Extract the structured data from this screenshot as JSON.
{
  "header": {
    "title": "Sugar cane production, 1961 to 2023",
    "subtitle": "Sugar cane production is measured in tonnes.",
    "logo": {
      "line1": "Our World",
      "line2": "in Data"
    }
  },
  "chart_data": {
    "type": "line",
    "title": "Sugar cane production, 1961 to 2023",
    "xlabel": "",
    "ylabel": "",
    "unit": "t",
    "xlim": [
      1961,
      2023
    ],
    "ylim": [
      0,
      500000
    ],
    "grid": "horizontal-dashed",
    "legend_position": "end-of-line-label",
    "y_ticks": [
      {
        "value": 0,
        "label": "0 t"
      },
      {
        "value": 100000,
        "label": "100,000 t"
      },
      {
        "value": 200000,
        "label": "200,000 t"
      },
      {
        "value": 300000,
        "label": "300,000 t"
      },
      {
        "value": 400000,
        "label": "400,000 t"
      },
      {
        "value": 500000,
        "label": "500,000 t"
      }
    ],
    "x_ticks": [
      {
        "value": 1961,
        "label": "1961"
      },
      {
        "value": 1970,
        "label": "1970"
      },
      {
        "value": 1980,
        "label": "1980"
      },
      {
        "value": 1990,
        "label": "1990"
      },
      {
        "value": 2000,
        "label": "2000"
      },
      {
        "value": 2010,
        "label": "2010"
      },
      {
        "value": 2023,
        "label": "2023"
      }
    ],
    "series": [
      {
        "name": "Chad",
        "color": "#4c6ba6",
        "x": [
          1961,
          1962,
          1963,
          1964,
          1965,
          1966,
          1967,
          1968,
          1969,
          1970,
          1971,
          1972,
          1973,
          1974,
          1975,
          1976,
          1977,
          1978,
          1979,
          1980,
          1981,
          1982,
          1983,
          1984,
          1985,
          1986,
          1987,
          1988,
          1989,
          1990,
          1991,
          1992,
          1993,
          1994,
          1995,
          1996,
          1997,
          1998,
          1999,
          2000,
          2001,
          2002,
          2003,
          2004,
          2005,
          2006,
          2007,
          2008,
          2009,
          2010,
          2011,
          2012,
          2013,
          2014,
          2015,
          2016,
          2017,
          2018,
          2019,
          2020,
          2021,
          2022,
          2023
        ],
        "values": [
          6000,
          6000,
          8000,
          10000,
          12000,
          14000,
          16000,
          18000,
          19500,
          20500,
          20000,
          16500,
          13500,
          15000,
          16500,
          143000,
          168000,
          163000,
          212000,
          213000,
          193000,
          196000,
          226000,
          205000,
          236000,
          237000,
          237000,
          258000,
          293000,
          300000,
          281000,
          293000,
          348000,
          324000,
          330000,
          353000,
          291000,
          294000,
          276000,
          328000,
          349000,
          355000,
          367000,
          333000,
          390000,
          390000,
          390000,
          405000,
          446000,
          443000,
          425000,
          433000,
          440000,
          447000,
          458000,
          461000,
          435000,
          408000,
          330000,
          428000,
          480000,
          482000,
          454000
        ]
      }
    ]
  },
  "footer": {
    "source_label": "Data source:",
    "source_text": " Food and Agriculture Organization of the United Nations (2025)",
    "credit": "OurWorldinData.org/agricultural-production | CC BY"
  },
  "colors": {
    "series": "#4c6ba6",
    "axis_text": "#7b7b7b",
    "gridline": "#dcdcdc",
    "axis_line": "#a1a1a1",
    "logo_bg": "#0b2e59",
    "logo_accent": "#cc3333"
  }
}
========================================================================
» **WHAT YOU HAVE TO DO**:
Using the exact wording, write out all of the records.

» **SOLUTION TO THIS TASK**:
Extract the structured data from this screenshot as JSON.
{
  "header": {
    "title": "Sugar cane production, 1961 to 2023",
    "subtitle": "Sugar cane production is measured in tonnes.",
    "logo": {
      "line1": "Our World",
      "line2": "in Data"
    }
  },
  "chart_data": {
    "type": "line",
    "title": "Sugar cane production, 1961 to 2023",
    "xlabel": "",
    "ylabel": "",
    "unit": "t",
    "xlim": [
      1961,
      2023
    ],
    "ylim": [
      0,
      500000
    ],
    "grid": "horizontal-dashed",
    "legend_position": "end-of-line-label",
    "y_ticks": [
      {
        "value": 0,
        "label": "0 t"
      },
      {
        "value": 100000,
        "label": "100,000 t"
      },
      {
        "value": 200000,
        "label": "200,000 t"
      },
      {
        "value": 300000,
        "label": "300,000 t"
      },
      {
        "value": 400000,
        "label": "400,000 t"
      },
      {
        "value": 500000,
        "label": "500,000 t"
      }
    ],
    "x_ticks": [
      {
        "value": 1961,
        "label": "1961"
      },
      {
        "value": 1970,
        "label": "1970"
      },
      {
        "value": 1980,
        "label": "1980"
      },
      {
        "value": 1990,
        "label": "1990"
      },
      {
        "value": 2000,
        "label": "2000"
      },
      {
        "value": 2010,
        "label": "2010"
      },
      {
        "value": 2023,
        "label": "2023"
      }
    ],
    "series": [
      {
        "name": "Chad",
        "color": "#4c6ba6",
        "x": [
          1961,
          1962,
          1963,
          1964,
          1965,
          1966,
          1967,
          1968,
          1969,
          1970,
          1971,
          1972,
          1973,
          1974,
          1975,
          1976,
          1977,
          1978,
          1979,
          1980,
          1981,
          1982,
          1983,
          1984,
          1985,
          1986,
          1987,
          1988,
          1989,
          1990,
          1991,
          1992,
          1993,
          1994,
          1995,
          1996,
          1997,
          1998,
          1999,
          2000,
          2001,
          2002,
          2003,
          2004,
          2005,
          2006,
          2007,
          2008,
          2009,
          2010,
          2011,
          2012,
          2013,
          2014,
          2015,
          2016,
          2017,
          2018,
          2019,
          2020,
          2021,
          2022,
          2023
        ],
        "values": [
          6000,
          6000,
          8000,
          10000,
          12000,
          14000,
          16000,
          18000,
          19500,
          20500,
          20000,
          16500,
          13500,
          15000,
          16500,
          143000,
          168000,
          163000,
          212000,
          213000,
          193000,
          196000,
          226000,
          205000,
          236000,
          237000,
          237000,
          258000,
          293000,
          300000,
          281000,
          293000,
          348000,
          324000,
          330000,
          353000,
          291000,
          294000,
          276000,
          328000,
          349000,
          355000,
          367000,
          333000,
          390000,
          390000,
          390000,
          405000,
          446000,
          443000,
          425000,
          433000,
          440000,
          447000,
          458000,
          461000,
          435000,
          408000,
          330000,
          428000,
          480000,
          482000,
          454000
        ]
      }
    ]
  },
  "footer": {
    "source_label": "Data source:",
    "source_text": " Food and Agriculture Organization of the United Nations (2025)",
    "credit": "OurWorldinData.org/agricultural-production | CC BY"
  },
  "colors": {
    "series": "#4c6ba6",
    "axis_text": "#7b7b7b",
    "gridline": "#dcdcdc",
    "axis_line": "#a1a1a1",
    "logo_bg": "#0b2e59",
    "logo_accent": "#cc3333"
  }
}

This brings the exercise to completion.